Repeat the material below word for word and leave out all pictures.

** BEGIN EXTRACTED RECORDS **

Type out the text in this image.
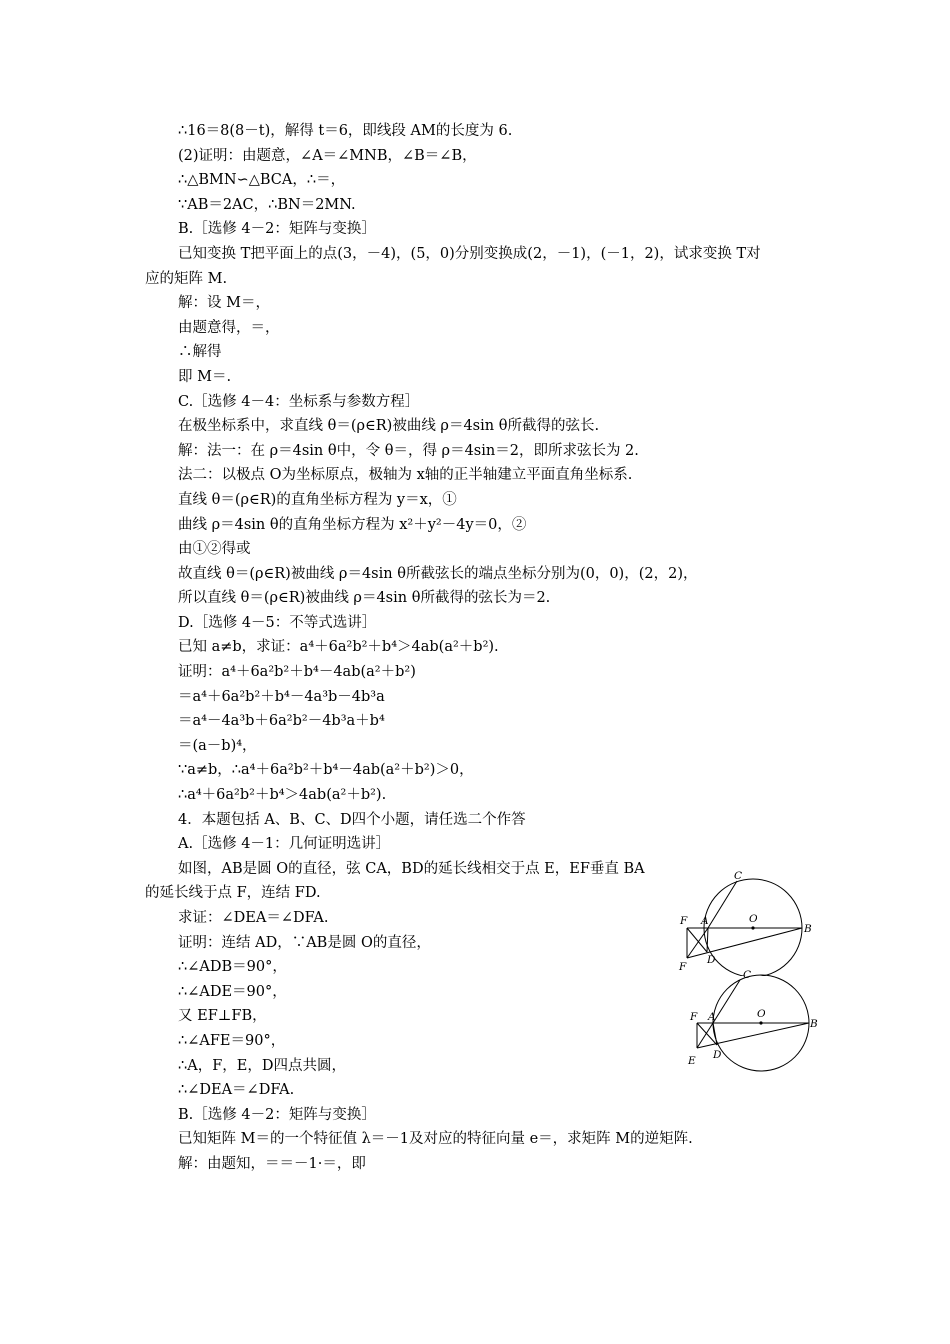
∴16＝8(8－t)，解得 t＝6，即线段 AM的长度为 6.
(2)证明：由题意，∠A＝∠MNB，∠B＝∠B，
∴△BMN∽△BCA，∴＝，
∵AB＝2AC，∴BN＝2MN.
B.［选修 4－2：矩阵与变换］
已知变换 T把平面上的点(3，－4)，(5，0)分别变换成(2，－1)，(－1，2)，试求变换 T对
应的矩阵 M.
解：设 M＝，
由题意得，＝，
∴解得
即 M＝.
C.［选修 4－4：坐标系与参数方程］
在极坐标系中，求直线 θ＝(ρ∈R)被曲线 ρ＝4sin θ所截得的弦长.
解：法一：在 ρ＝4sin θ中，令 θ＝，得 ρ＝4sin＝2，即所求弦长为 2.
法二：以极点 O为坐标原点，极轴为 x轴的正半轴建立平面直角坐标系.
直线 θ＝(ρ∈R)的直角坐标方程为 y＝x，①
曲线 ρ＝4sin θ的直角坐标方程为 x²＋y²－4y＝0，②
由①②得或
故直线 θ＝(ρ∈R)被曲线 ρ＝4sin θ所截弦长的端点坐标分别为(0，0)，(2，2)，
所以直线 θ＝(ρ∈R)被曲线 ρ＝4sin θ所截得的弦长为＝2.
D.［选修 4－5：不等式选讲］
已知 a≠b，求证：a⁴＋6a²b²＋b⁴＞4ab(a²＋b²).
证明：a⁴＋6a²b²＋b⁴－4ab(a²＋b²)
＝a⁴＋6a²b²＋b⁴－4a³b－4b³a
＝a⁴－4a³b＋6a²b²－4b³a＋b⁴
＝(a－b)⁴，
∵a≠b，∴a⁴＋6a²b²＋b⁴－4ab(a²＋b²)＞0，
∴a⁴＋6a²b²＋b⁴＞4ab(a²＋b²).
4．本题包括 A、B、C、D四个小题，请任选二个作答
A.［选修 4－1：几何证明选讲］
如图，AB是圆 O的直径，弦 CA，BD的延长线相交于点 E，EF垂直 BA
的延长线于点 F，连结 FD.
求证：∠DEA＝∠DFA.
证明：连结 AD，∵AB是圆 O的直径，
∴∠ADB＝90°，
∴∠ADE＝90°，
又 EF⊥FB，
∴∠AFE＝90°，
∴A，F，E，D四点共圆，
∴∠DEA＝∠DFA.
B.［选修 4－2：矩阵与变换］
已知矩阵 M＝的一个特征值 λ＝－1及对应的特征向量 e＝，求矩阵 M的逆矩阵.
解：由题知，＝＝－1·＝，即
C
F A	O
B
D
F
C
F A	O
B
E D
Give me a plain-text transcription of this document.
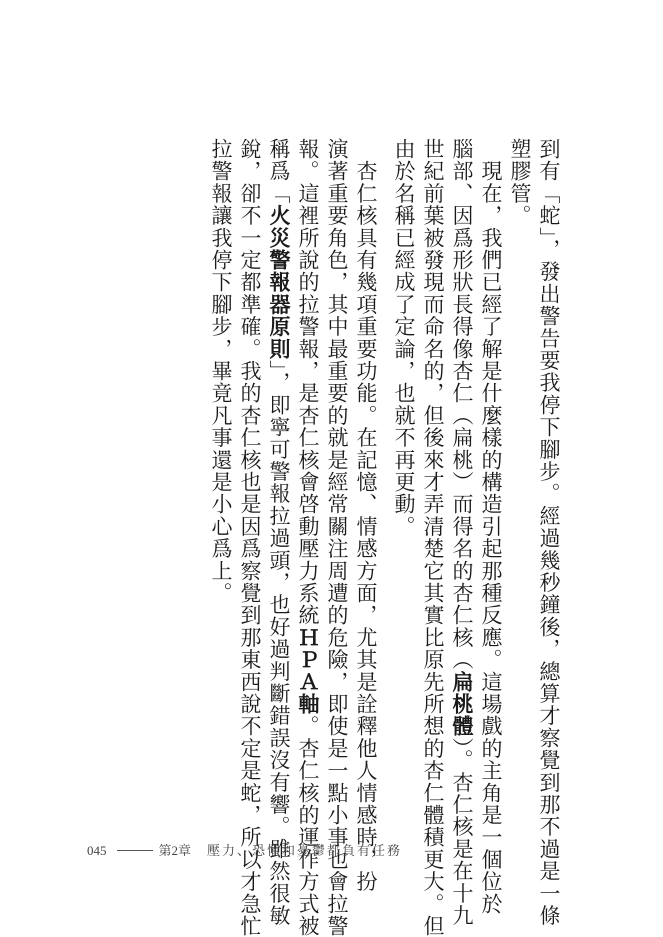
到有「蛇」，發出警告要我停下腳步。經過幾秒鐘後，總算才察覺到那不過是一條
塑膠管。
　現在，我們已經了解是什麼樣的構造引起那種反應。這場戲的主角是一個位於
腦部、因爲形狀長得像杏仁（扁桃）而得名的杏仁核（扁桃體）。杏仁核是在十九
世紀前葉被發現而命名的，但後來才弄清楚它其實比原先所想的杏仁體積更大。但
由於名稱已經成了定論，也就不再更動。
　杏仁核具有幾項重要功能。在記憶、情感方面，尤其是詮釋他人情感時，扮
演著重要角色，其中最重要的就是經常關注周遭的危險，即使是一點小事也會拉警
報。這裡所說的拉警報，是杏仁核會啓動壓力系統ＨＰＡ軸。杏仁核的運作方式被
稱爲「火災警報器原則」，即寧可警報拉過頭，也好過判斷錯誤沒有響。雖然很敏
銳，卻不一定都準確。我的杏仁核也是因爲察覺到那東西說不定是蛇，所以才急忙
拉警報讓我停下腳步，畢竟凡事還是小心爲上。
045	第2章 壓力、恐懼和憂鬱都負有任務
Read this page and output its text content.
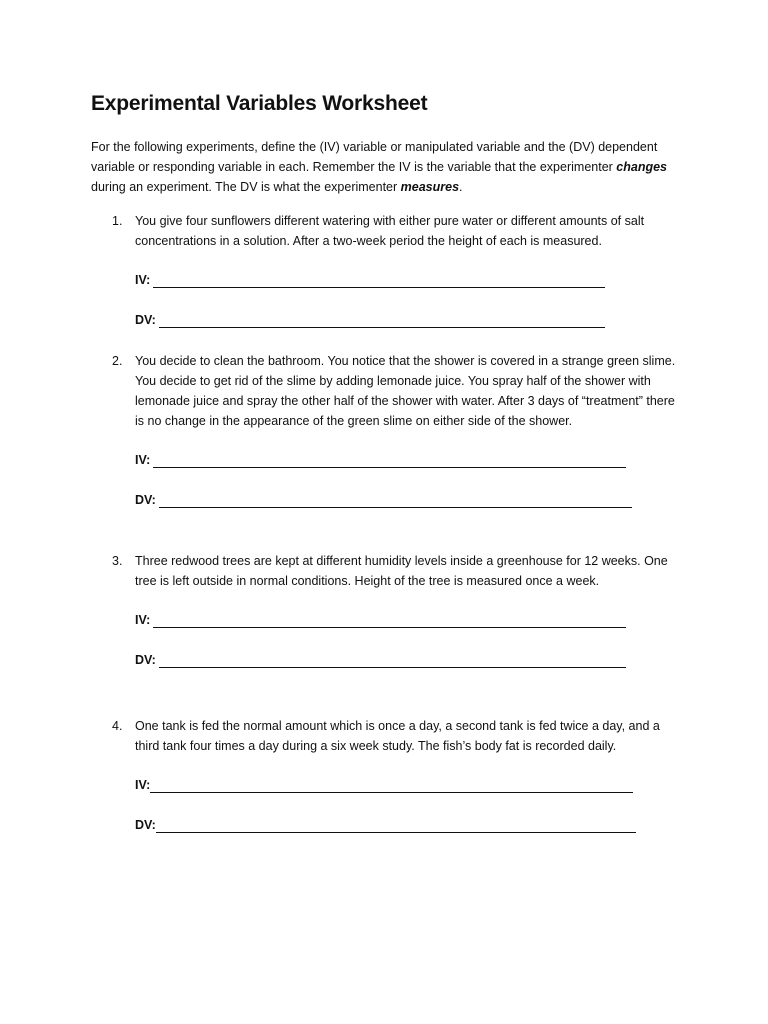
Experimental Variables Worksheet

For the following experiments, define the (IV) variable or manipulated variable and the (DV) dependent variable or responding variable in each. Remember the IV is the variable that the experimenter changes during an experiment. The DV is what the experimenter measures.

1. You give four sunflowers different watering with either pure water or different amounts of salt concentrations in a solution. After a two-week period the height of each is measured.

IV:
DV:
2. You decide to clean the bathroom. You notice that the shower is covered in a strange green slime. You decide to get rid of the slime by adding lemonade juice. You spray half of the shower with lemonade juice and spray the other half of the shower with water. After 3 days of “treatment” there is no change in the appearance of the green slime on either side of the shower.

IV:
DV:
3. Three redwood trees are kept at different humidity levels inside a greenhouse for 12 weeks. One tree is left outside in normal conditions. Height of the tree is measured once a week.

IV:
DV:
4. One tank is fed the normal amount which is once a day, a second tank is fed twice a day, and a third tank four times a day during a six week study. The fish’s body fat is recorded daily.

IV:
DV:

** END EXTRACTED RECORDS **

◆ **ANSWER**
Type out the text in this image.
∴16＝8(8－t)，解得 t＝6，即线段 AM的长度为 6.
(2)证明：由题意，∠A＝∠MNB，∠B＝∠B，
∴△BMN∽△BCA，∴＝，
∵AB＝2AC，∴BN＝2MN.
B.［选修 4－2：矩阵与变换］
已知变换 T把平面上的点(3，－4)，(5，0)分别变换成(2，－1)，(－1，2)，试求变换 T对
应的矩阵 M.
解：设 M＝，
由题意得，＝，
∴解得
即 M＝.
C.［选修 4－4：坐标系与参数方程］
在极坐标系中，求直线 θ＝(ρ∈R)被曲线 ρ＝4sin θ所截得的弦长.
解：法一：在 ρ＝4sin θ中，令 θ＝，得 ρ＝4sin＝2，即所求弦长为 2.
法二：以极点 O为坐标原点，极轴为 x轴的正半轴建立平面直角坐标系.
直线 θ＝(ρ∈R)的直角坐标方程为 y＝x，①
曲线 ρ＝4sin θ的直角坐标方程为 x²＋y²－4y＝0，②
由①②得或
故直线 θ＝(ρ∈R)被曲线 ρ＝4sin θ所截弦长的端点坐标分别为(0，0)，(2，2)，
所以直线 θ＝(ρ∈R)被曲线 ρ＝4sin θ所截得的弦长为＝2.
D.［选修 4－5：不等式选讲］
已知 a≠b，求证：a⁴＋6a²b²＋b⁴＞4ab(a²＋b²).
证明：a⁴＋6a²b²＋b⁴－4ab(a²＋b²)
＝a⁴＋6a²b²＋b⁴－4a³b－4b³a
＝a⁴－4a³b＋6a²b²－4b³a＋b⁴
＝(a－b)⁴，
∵a≠b，∴a⁴＋6a²b²＋b⁴－4ab(a²＋b²)＞0，
∴a⁴＋6a²b²＋b⁴＞4ab(a²＋b²).
4．本题包括 A、B、C、D四个小题，请任选二个作答
A.［选修 4－1：几何证明选讲］
如图，AB是圆 O的直径，弦 CA，BD的延长线相交于点 E，EF垂直 BA
的延长线于点 F，连结 FD.
求证：∠DEA＝∠DFA.
证明：连结 AD，∵AB是圆 O的直径，
∴∠ADB＝90°，
∴∠ADE＝90°，
又 EF⊥FB，
∴∠AFE＝90°，
∴A，F，E，D四点共圆，
∴∠DEA＝∠DFA.
B.［选修 4－2：矩阵与变换］
已知矩阵 M＝的一个特征值 λ＝－1及对应的特征向量 e＝，求矩阵 M的逆矩阵.
解：由题知，＝＝－1·＝，即
C
F A	O
B
D
F
C
F A	O
B
E D
Give me a plain-text transcription of this document.
到有「蛇」，發出警告要我停下腳步。經過幾秒鐘後，總算才察覺到那不過是一條
塑膠管。
　現在，我們已經了解是什麼樣的構造引起那種反應。這場戲的主角是一個位於
腦部、因爲形狀長得像杏仁（扁桃）而得名的杏仁核（扁桃體）。杏仁核是在十九
世紀前葉被發現而命名的，但後來才弄清楚它其實比原先所想的杏仁體積更大。但
由於名稱已經成了定論，也就不再更動。
　杏仁核具有幾項重要功能。在記憶、情感方面，尤其是詮釋他人情感時，扮
演著重要角色，其中最重要的就是經常關注周遭的危險，即使是一點小事也會拉警
報。這裡所說的拉警報，是杏仁核會啓動壓力系統ＨＰＡ軸。杏仁核的運作方式被
稱爲「火災警報器原則」，即寧可警報拉過頭，也好過判斷錯誤沒有響。雖然很敏
銳，卻不一定都準確。我的杏仁核也是因爲察覺到那東西說不定是蛇，所以才急忙
拉警報讓我停下腳步，畢竟凡事還是小心爲上。
045	第2章 壓力、恐懼和憂鬱都負有任務
Read this page and output its text content.
Experimental Variables Worksheet

For the following experiments, define the (IV) variable or manipulated variable and the (DV) dependent variable or responding variable in each. Remember the IV is the variable that the experimenter changes during an experiment. The DV is what the experimenter measures.

1. You give four sunflowers different watering with either pure water or different amounts of salt concentrations in a solution. After a two-week period the height of each is measured.

IV:
DV:
2. You decide to clean the bathroom. You notice that the shower is covered in a strange green slime. You decide to get rid of the slime by adding lemonade juice. You spray half of the shower with lemonade juice and spray the other half of the shower with water. After 3 days of “treatment” there is no change in the appearance of the green slime on either side of the shower.

IV:
DV:
3. Three redwood trees are kept at different humidity levels inside a greenhouse for 12 weeks. One tree is left outside in normal conditions. Height of the tree is measured once a week.

IV:
DV:
4. One tank is fed the normal amount which is once a day, a second tank is fed twice a day, and a third tank four times a day during a six week study. The fish’s body fat is recorded daily.

IV:
DV:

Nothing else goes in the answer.